Correggere, non spettegolare. Come ci comportiamo con chi sbaglia, chiede Francesco

La correzione fraterna, afferma il vescovo di Roma, “è una delle espressioni più alte dell’amore, e anche delle più impegnative, perché non è facile correggere gli altri”

Correggere, non spettegolare. Come ci comportiamo con chi sbaglia, chiede Francesco

C’è una frase che Gesù pronuncia poco prima della sua morte, la troviamo nel quarto Vangelo, che ci può aiutare a comprendere meglio quanto leggiamo in Matteo: “da questo tutti sapranno che siete miei discepoli: se avete amore gli uni per gli altri”. È il primato della comunione che dice no all’indifferenza che ci fa accettare come inevitabile situazioni e problemi, non ultime le difficoltà che, nel mondo, vivono alcuni popoli. Il pensiero del Papa, all’Angelus, va subito al popolo del Marocco colpito da un devastante terremoto con oltre duemila morti: preghiera per quanti hanno perso la vita, per i familiari, e per quanti si stanno adoperando per alleviare le sofferenze della gente. Poi alla martoriata Ucraina; quindi, ricorda la beatificazione, in Polonia, di Giuseppe e Vittoria Ulma e dei loro sette figli, uccisi dai nazisti per aver dato rifugio a alcuni ebrei: “all’odio e alla violenza che caratterizzarono quel tempo, essi opposero l’amore evangelico”. Un modello “da imitare nello slancio del bene e nel servizio di chi è nel bisogno”, dice Francesco nel dopo Angelus. Sul loro esempio “sentiamoci chiamati a opporre alla forza delle armi quella della carità, alla retorica della violenza la tenacia della preghiera”.

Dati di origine
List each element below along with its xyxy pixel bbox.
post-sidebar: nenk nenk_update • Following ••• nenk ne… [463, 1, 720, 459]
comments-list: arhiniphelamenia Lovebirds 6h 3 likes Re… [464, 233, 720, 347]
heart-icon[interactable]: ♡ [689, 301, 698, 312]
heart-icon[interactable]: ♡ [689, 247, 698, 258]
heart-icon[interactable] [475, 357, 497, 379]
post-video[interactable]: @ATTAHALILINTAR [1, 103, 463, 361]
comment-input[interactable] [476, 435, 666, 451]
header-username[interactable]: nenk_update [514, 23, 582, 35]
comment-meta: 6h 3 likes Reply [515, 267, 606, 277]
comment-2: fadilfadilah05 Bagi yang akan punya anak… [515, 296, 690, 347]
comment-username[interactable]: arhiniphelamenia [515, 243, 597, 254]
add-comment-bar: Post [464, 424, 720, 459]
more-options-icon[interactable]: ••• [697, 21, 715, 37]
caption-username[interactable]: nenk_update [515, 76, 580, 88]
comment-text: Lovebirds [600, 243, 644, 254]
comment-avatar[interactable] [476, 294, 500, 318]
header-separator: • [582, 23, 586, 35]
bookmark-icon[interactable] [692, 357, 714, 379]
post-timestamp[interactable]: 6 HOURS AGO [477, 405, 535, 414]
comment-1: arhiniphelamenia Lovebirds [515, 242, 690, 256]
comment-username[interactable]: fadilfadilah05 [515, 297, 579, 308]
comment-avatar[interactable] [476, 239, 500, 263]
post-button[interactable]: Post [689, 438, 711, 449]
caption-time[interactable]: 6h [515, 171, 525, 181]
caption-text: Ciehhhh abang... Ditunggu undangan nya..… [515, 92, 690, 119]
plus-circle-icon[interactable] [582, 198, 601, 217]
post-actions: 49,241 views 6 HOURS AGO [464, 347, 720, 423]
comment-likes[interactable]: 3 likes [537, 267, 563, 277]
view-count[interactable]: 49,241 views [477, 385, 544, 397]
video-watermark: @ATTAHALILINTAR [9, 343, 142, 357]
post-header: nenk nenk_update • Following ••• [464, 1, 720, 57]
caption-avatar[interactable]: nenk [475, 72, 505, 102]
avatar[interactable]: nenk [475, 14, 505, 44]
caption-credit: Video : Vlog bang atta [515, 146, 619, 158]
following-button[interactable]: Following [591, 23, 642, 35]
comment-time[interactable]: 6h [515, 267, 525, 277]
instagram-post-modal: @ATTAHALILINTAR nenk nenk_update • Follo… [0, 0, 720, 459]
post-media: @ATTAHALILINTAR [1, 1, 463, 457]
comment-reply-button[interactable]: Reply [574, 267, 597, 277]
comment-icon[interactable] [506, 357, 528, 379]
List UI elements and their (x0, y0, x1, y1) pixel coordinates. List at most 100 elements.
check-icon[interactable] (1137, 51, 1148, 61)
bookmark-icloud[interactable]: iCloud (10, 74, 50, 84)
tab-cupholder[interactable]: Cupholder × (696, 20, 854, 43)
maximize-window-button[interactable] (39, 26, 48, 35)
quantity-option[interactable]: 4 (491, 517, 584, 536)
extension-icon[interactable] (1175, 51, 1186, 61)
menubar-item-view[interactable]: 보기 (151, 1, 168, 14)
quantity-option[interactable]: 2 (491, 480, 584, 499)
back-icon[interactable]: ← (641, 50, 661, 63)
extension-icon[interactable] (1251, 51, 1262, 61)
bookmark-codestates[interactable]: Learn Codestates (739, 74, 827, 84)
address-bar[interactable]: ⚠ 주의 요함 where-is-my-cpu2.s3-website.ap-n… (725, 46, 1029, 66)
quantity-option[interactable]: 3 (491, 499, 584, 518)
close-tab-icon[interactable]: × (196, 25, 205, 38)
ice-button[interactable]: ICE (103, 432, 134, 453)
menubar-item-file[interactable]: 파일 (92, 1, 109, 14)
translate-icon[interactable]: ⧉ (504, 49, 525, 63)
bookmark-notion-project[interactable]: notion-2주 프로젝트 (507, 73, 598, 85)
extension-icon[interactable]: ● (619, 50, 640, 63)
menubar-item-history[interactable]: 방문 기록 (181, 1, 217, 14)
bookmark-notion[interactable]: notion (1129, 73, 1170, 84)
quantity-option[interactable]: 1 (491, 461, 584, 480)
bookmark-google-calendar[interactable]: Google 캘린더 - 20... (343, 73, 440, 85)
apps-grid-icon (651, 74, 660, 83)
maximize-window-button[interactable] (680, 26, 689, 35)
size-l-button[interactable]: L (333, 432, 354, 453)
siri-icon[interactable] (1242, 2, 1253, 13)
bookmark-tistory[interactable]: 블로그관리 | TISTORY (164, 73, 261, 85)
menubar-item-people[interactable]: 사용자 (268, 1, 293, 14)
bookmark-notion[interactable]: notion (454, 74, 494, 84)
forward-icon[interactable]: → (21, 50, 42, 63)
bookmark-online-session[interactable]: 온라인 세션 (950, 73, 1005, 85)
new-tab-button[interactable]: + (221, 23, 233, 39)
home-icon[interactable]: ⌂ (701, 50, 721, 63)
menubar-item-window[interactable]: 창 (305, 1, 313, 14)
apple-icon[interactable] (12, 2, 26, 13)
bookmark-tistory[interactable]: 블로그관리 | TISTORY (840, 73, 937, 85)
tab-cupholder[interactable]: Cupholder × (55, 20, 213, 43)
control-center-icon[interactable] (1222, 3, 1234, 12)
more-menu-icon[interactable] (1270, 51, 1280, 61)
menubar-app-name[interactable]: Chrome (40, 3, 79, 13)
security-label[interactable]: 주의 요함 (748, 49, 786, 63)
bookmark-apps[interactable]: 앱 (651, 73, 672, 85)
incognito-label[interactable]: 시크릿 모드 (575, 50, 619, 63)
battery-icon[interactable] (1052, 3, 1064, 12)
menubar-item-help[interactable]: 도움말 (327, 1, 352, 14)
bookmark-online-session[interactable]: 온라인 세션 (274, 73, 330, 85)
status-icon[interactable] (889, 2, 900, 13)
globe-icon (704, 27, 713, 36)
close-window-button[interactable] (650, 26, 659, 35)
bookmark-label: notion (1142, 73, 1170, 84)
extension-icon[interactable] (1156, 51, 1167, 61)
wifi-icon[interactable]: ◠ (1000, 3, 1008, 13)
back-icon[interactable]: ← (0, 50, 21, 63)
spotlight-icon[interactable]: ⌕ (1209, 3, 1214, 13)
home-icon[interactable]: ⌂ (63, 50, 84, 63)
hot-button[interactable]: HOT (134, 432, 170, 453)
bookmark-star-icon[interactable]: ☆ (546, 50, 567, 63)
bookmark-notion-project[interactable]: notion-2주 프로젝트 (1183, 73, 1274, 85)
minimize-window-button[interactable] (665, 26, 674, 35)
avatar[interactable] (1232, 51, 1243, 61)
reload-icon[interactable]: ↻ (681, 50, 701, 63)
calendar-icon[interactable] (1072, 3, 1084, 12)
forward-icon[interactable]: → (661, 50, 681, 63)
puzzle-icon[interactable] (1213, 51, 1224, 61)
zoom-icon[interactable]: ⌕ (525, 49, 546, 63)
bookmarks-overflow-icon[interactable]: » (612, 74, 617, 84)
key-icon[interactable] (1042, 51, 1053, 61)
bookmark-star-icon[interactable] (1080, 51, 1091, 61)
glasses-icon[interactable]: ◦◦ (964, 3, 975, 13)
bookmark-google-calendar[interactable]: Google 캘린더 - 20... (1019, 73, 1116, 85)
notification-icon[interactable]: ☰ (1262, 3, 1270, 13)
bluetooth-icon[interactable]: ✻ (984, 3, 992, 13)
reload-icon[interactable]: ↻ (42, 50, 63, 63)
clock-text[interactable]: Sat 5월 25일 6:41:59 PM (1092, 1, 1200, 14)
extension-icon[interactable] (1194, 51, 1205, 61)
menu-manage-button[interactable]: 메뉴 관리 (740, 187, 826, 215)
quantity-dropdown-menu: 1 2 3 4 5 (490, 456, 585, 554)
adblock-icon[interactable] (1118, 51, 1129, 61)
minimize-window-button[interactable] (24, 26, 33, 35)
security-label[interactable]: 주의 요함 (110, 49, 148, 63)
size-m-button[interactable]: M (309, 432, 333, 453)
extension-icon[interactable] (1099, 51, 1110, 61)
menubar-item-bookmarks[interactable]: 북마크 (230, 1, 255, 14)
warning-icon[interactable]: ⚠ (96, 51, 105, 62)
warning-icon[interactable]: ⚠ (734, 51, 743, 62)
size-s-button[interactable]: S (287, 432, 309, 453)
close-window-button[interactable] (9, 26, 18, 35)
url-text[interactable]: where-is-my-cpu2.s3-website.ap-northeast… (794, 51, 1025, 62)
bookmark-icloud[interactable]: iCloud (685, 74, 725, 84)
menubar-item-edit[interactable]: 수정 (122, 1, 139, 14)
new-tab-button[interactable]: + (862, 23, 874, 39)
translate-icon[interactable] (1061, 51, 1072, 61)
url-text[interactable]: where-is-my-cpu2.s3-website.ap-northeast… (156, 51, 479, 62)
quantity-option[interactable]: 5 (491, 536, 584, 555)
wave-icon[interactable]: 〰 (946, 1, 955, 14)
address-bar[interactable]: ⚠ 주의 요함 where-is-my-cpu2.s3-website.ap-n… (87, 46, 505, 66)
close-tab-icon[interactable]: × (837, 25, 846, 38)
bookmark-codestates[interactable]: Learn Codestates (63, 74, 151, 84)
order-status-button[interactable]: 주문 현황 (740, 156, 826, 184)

**ISTRUZIONI**
**1)** Nell'articolo sull'Angelus di papa Francesco, quale evento ha colpito il popolo del Marocco?
**2)** Per favore, estendi l'articolo sull'Angelus di papa Francesco scrivendo il seguito dopo la sua ultima frase.

**RISPOSTE**
**1)** Un devastante terremoto con oltre duemila morti.

**2)**
Don Lorenzo Milani per la sua scuola di Barbiana aveva adottato un motto: I care, cioè mi interessa, mi sta a cuore. Come dire: non c’è posto per l’indifferenza. Facile amare una persona cara, che ci vuole bene, con la quale condividiamo pensieri e gesti; meno facile quando l’altro è distante da noi per parole, gesti; difficilissimo quando da questa persona riceviamo un’offesa. Ma il comandamento dell’amore non conosce distanze: non c’è un prossimo da amare e un altro da tenere distante, da non amare. È in questo amore reciproco che scopriamo il potere della misericordia divina; è un amore che supera il rifiuto per cui il fratello non può essere abbandonato.
Madre Teresa di Calcutta commentando questo passo del Vangelo diceva: non capita anche a vostro figlio di sbagliare? E voi cosa fate, non prendete vostro figlio tra le braccia e lo baciate? Questo è il vostro modo di dire che lo amate, Dio fa la stessa cosa.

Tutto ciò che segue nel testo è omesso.